→ THE EXERCISE
Where the word "refert" occurs in a line, return that line.

Data entries:
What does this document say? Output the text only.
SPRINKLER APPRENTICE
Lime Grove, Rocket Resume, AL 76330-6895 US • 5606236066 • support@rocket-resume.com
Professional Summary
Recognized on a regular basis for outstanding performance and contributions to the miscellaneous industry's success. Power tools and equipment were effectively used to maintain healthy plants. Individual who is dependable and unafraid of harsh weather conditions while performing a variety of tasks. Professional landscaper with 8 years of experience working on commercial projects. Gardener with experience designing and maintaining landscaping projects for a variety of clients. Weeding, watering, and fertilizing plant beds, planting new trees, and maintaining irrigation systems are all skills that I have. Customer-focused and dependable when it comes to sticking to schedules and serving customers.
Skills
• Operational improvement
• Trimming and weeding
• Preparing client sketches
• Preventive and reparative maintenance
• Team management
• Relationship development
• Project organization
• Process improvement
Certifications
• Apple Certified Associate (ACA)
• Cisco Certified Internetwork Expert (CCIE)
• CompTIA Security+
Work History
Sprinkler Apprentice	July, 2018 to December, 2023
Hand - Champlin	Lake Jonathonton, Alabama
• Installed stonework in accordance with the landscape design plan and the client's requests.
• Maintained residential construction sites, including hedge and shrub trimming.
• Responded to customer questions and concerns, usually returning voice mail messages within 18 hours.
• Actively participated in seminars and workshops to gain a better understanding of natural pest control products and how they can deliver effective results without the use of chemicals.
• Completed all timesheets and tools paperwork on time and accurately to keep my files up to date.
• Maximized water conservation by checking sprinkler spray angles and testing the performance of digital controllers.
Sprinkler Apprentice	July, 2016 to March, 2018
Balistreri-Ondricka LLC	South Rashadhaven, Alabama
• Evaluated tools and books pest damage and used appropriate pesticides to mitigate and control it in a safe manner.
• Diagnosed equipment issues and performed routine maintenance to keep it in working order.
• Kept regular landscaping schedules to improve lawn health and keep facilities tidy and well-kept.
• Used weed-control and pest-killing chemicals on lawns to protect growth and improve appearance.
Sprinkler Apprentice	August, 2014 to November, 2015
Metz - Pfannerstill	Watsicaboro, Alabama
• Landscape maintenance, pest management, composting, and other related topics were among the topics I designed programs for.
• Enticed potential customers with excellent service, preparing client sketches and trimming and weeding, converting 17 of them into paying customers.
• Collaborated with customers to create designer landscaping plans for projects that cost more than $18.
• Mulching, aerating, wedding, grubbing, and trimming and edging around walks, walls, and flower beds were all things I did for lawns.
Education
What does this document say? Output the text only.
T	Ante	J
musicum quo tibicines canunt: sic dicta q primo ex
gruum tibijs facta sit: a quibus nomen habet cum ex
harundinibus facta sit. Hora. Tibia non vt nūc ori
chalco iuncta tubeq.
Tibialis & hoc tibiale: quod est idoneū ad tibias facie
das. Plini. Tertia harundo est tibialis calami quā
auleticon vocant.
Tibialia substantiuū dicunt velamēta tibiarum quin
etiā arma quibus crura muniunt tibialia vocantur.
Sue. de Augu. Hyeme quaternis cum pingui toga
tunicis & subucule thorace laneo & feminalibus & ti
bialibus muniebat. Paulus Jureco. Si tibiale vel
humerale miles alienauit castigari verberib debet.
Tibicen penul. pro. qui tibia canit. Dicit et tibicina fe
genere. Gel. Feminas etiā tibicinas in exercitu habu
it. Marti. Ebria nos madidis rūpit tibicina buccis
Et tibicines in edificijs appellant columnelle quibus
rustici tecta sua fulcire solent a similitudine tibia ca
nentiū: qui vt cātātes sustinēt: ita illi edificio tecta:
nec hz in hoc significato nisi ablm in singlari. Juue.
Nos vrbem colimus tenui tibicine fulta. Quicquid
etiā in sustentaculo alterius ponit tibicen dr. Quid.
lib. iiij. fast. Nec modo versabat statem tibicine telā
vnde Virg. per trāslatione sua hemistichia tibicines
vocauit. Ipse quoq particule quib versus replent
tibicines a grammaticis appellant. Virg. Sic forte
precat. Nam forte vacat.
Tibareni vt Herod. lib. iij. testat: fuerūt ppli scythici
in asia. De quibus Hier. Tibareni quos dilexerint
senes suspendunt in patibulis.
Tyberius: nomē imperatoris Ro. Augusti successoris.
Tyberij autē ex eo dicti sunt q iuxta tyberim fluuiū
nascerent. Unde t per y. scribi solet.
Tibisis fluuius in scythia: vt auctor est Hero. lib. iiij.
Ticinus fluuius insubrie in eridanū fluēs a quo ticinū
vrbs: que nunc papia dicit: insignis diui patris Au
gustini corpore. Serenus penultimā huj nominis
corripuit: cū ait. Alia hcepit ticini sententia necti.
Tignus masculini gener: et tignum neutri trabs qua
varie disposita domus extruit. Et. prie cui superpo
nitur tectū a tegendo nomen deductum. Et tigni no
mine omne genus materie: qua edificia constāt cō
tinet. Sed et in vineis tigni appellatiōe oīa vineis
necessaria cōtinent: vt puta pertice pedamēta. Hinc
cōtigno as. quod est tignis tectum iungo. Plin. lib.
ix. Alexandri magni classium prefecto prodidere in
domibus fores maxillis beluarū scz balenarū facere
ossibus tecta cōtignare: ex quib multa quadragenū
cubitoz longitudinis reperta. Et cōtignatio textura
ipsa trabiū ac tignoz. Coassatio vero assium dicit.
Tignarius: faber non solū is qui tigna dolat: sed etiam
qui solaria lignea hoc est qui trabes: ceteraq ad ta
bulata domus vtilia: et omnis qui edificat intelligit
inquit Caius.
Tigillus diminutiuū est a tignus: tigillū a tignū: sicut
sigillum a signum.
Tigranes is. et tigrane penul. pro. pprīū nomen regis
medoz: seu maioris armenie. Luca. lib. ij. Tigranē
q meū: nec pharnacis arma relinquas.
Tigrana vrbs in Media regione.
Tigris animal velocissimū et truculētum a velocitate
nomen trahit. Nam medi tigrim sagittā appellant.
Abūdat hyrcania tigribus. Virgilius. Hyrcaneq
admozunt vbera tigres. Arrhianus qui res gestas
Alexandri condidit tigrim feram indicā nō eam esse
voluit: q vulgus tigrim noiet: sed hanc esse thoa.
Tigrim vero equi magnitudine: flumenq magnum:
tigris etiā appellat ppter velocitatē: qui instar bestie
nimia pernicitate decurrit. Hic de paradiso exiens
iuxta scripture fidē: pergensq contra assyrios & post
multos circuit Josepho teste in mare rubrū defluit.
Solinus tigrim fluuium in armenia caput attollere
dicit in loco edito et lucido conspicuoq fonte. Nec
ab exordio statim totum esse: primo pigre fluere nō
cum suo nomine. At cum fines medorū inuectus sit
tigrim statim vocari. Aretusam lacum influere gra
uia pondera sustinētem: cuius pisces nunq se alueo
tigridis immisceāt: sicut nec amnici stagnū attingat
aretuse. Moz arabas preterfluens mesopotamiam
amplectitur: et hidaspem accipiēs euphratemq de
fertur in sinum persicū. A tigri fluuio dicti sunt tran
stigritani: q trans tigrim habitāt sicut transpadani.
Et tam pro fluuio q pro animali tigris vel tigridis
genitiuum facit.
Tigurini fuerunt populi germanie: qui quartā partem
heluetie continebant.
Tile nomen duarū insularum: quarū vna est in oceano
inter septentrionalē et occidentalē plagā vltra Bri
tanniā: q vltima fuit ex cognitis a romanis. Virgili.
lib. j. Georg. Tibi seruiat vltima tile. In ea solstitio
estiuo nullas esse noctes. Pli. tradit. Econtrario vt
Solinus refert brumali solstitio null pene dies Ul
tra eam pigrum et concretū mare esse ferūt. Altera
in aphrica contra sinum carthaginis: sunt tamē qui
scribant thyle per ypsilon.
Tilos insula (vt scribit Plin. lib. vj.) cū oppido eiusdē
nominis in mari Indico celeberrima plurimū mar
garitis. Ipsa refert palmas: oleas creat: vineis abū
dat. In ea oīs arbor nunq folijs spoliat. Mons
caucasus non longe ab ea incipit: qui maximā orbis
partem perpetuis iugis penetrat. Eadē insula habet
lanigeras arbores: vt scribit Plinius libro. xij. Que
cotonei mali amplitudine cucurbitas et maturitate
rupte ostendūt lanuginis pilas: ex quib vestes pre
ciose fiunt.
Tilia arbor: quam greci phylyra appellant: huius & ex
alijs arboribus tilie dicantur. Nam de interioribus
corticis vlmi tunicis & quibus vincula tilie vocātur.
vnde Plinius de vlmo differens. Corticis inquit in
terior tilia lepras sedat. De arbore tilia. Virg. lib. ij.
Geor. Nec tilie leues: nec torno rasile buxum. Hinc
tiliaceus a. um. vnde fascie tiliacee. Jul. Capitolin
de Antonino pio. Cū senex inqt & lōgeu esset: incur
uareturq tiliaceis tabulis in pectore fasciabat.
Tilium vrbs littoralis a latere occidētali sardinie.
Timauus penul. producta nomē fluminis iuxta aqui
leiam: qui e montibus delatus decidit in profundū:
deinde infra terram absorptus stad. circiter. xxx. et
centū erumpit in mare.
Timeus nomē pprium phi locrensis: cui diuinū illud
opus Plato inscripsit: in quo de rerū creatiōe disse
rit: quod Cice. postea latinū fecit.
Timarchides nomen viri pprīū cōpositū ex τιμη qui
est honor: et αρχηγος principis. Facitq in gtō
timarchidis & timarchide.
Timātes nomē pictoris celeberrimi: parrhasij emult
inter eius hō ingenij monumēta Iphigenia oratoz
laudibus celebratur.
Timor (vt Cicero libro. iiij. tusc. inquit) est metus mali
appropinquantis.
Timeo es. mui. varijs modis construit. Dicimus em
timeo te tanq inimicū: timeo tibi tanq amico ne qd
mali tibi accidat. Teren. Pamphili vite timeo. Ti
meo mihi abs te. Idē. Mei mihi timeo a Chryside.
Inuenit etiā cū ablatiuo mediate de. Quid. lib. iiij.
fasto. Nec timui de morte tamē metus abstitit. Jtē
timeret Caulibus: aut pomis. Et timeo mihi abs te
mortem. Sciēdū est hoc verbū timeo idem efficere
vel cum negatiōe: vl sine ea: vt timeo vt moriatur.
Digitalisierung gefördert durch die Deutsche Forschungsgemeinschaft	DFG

→ SOLUTION BELOW
Solinus refert brumali solstitio null pene dies Ul
garitis. Ipsa refert palmas: oleas creat: vineis abū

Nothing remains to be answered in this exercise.